* **REQUIRED WORK**: From the listing, collect all lines containing the word "development".

◇ ◇ ◇ ◇ ◇ ◇ ◇

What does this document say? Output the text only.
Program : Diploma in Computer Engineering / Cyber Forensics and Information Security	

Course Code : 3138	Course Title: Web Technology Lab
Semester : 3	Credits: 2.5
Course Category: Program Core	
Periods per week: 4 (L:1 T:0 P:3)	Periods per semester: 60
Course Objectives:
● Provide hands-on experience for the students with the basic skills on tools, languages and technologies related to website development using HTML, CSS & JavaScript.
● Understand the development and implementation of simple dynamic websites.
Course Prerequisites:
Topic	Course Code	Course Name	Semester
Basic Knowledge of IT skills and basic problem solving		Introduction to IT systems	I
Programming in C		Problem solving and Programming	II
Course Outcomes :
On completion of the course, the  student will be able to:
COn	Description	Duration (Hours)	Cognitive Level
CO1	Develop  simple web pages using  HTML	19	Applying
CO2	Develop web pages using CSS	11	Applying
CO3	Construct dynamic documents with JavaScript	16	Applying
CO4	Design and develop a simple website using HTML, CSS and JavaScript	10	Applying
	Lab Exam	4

◇ ◇ ◇ ◇ ◇ ◇ ◇

* **SOLUTION**:
● Provide hands-on experience for the students with the basic skills on tools, languages and technologies related to website development using HTML, CSS & JavaScript.
● Understand the development and implementation of simple dynamic websites.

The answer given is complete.